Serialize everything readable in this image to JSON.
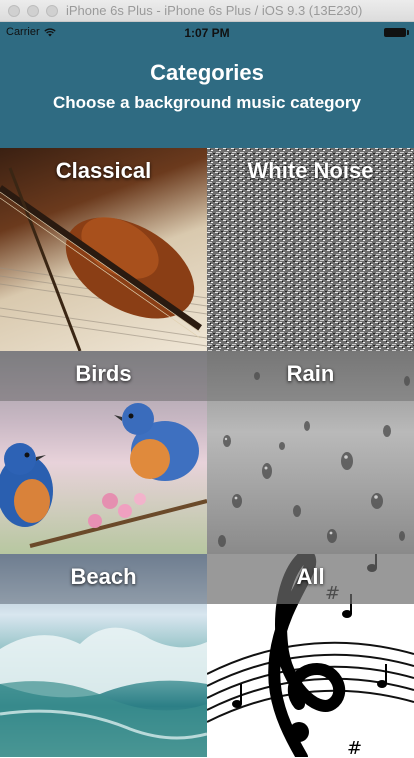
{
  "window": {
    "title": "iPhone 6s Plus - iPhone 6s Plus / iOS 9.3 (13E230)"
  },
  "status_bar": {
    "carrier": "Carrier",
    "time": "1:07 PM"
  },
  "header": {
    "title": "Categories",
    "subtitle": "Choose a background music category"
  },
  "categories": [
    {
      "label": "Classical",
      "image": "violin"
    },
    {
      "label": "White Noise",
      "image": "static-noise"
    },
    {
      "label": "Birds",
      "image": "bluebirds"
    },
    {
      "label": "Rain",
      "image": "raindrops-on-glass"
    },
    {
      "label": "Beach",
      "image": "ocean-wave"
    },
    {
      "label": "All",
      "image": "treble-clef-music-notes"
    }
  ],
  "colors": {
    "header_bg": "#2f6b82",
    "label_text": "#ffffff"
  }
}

****************

◆ **Objective**:
Extract every line that has the string "image" in it.

◆ **Result of this exercise**:
Serialize everything readable in this image to JSON.
      "image": "violin"
      "image": "static-noise"
      "image": "bluebirds"
      "image": "raindrops-on-glass"
      "image": "ocean-wave"
      "image": "treble-clef-music-notes"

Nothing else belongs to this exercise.